**Given exercise:**
Output the material below unchanged, apart from leaving out the pictures.

**Data excerpts:**
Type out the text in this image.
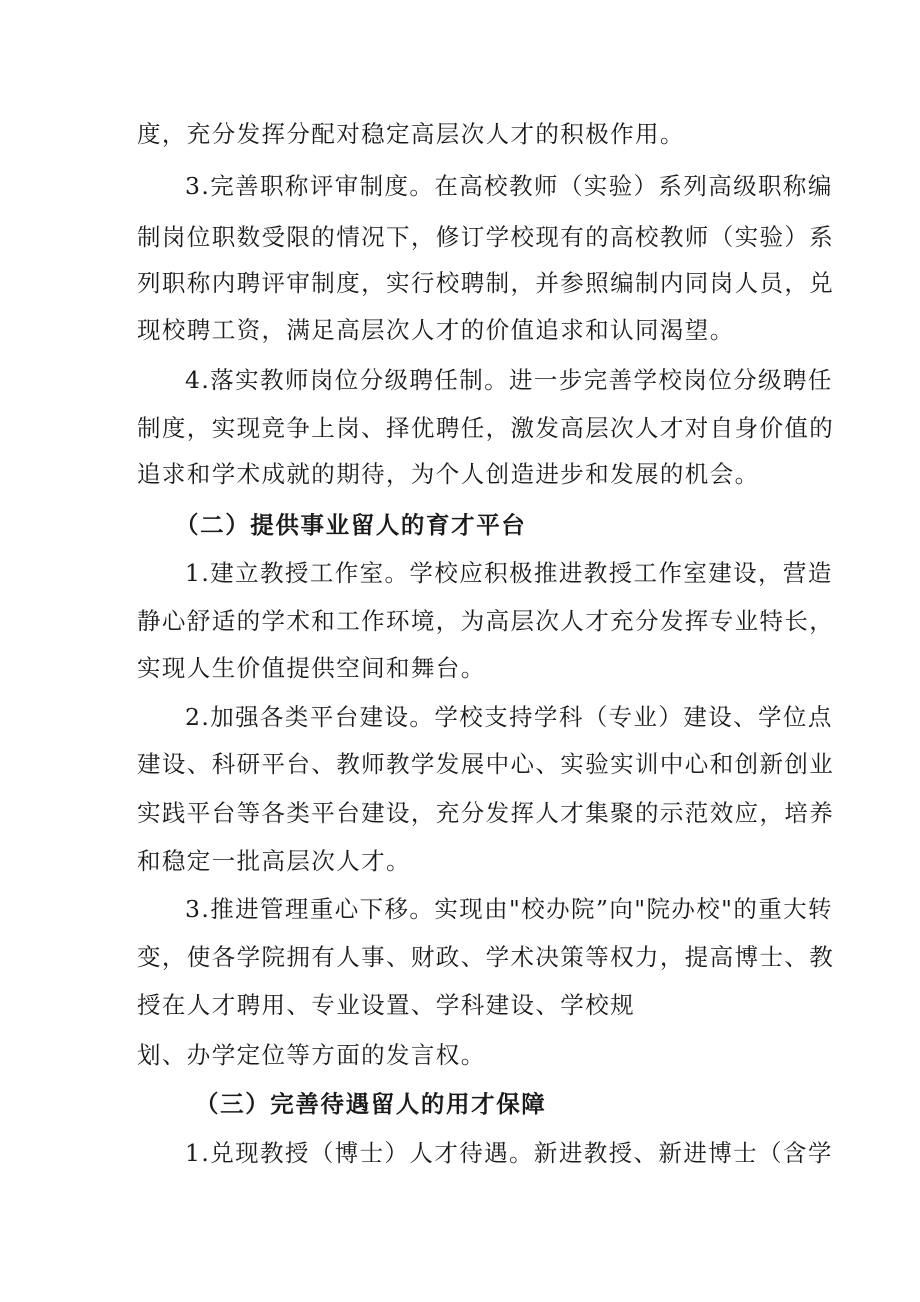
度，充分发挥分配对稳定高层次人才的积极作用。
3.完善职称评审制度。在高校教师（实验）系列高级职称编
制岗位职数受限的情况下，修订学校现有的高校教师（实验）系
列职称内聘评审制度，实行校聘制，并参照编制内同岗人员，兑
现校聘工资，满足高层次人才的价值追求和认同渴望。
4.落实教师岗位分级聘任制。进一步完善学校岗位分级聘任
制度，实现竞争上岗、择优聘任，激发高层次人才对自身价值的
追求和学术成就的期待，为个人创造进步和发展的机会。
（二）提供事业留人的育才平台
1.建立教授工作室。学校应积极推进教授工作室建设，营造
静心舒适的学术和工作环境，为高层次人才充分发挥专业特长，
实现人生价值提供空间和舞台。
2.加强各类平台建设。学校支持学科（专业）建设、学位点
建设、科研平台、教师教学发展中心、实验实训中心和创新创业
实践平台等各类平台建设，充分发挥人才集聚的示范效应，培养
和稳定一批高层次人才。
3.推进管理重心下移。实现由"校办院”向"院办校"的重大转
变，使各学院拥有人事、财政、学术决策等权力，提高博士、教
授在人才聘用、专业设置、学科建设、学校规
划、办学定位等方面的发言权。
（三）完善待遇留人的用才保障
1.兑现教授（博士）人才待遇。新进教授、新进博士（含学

**Answer to the problem:**
Type out the text in this image.
度，充分发挥分配对稳定高层次人才的积极作用。
3.完善职称评审制度。在高校教师（实验）系列高级职称编
制岗位职数受限的情况下，修订学校现有的高校教师（实验）系
列职称内聘评审制度，实行校聘制，并参照编制内同岗人员，兑
现校聘工资，满足高层次人才的价值追求和认同渴望。
4.落实教师岗位分级聘任制。进一步完善学校岗位分级聘任
制度，实现竞争上岗、择优聘任，激发高层次人才对自身价值的
追求和学术成就的期待，为个人创造进步和发展的机会。
（二）提供事业留人的育才平台
1.建立教授工作室。学校应积极推进教授工作室建设，营造
静心舒适的学术和工作环境，为高层次人才充分发挥专业特长，
实现人生价值提供空间和舞台。
2.加强各类平台建设。学校支持学科（专业）建设、学位点
建设、科研平台、教师教学发展中心、实验实训中心和创新创业
实践平台等各类平台建设，充分发挥人才集聚的示范效应，培养
和稳定一批高层次人才。
3.推进管理重心下移。实现由"校办院”向"院办校"的重大转
变，使各学院拥有人事、财政、学术决策等权力，提高博士、教
授在人才聘用、专业设置、学科建设、学校规
划、办学定位等方面的发言权。
（三）完善待遇留人的用才保障
1.兑现教授（博士）人才待遇。新进教授、新进博士（含学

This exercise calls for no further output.